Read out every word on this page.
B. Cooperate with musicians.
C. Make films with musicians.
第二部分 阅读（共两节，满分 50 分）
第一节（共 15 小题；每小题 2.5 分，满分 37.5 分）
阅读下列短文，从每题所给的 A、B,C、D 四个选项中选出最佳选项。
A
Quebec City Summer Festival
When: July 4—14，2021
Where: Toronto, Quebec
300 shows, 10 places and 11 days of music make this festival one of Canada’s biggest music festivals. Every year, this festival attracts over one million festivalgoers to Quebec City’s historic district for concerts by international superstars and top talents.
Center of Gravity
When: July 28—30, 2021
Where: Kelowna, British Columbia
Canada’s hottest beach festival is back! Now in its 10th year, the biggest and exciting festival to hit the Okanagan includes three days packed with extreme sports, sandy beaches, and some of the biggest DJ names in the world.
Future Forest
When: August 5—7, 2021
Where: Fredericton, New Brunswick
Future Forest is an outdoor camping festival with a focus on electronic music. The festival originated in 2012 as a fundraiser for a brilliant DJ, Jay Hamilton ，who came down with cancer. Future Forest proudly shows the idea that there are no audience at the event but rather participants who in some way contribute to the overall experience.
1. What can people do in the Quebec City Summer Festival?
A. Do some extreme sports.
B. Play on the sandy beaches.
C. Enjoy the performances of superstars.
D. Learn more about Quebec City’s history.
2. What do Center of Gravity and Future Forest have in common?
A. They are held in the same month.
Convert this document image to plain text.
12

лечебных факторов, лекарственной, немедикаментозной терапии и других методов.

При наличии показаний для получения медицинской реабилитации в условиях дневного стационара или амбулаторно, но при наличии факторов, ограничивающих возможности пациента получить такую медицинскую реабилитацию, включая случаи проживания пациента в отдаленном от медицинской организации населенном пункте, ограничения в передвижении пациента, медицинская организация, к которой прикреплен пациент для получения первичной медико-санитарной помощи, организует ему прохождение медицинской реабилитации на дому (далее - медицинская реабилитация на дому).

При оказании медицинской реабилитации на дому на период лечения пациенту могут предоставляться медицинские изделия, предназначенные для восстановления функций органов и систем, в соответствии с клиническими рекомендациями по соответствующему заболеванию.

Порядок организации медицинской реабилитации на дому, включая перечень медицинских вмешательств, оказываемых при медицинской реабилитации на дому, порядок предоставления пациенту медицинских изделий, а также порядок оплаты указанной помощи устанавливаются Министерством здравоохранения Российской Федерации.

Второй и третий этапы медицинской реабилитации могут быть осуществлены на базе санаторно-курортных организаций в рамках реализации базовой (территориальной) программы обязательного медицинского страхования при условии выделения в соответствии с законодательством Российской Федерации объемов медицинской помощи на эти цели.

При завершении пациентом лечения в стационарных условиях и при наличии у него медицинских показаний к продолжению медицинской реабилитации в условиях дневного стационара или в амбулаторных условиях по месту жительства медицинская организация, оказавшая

========================================

--- WORK INSTRUCTIONS ---
From the records above, extract everything verbatim.

--- FINAL ANSWER ---
Read out every word on this page.
B. Cooperate with musicians.
C. Make films with musicians.
第二部分 阅读（共两节，满分 50 分）
第一节（共 15 小题；每小题 2.5 分，满分 37.5 分）
阅读下列短文，从每题所给的 A、B,C、D 四个选项中选出最佳选项。
A
Quebec City Summer Festival
When: July 4—14，2021
Where: Toronto, Quebec
300 shows, 10 places and 11 days of music make this festival one of Canada’s biggest music festivals. Every year, this festival attracts over one million festivalgoers to Quebec City’s historic district for concerts by international superstars and top talents.
Center of Gravity
When: July 28—30, 2021
Where: Kelowna, British Columbia
Canada’s hottest beach festival is back! Now in its 10th year, the biggest and exciting festival to hit the Okanagan includes three days packed with extreme sports, sandy beaches, and some of the biggest DJ names in the world.
Future Forest
When: August 5—7, 2021
Where: Fredericton, New Brunswick
Future Forest is an outdoor camping festival with a focus on electronic music. The festival originated in 2012 as a fundraiser for a brilliant DJ, Jay Hamilton ，who came down with cancer. Future Forest proudly shows the idea that there are no audience at the event but rather participants who in some way contribute to the overall experience.
1. What can people do in the Quebec City Summer Festival?
A. Do some extreme sports.
B. Play on the sandy beaches.
C. Enjoy the performances of superstars.
D. Learn more about Quebec City’s history.
2. What do Center of Gravity and Future Forest have in common?
A. They are held in the same month.
Convert this document image to plain text.
12

лечебных факторов, лекарственной, немедикаментозной терапии и других методов.

При наличии показаний для получения медицинской реабилитации в условиях дневного стационара или амбулаторно, но при наличии факторов, ограничивающих возможности пациента получить такую медицинскую реабилитацию, включая случаи проживания пациента в отдаленном от медицинской организации населенном пункте, ограничения в передвижении пациента, медицинская организация, к которой прикреплен пациент для получения первичной медико-санитарной помощи, организует ему прохождение медицинской реабилитации на дому (далее - медицинская реабилитация на дому).

При оказании медицинской реабилитации на дому на период лечения пациенту могут предоставляться медицинские изделия, предназначенные для восстановления функций органов и систем, в соответствии с клиническими рекомендациями по соответствующему заболеванию.

Порядок организации медицинской реабилитации на дому, включая перечень медицинских вмешательств, оказываемых при медицинской реабилитации на дому, порядок предоставления пациенту медицинских изделий, а также порядок оплаты указанной помощи устанавливаются Министерством здравоохранения Российской Федерации.

Второй и третий этапы медицинской реабилитации могут быть осуществлены на базе санаторно-курортных организаций в рамках реализации базовой (территориальной) программы обязательного медицинского страхования при условии выделения в соответствии с законодательством Российской Федерации объемов медицинской помощи на эти цели.

При завершении пациентом лечения в стационарных условиях и при наличии у него медицинских показаний к продолжению медицинской реабилитации в условиях дневного стационара или в амбулаторных условиях по месту жительства медицинская организация, оказавшая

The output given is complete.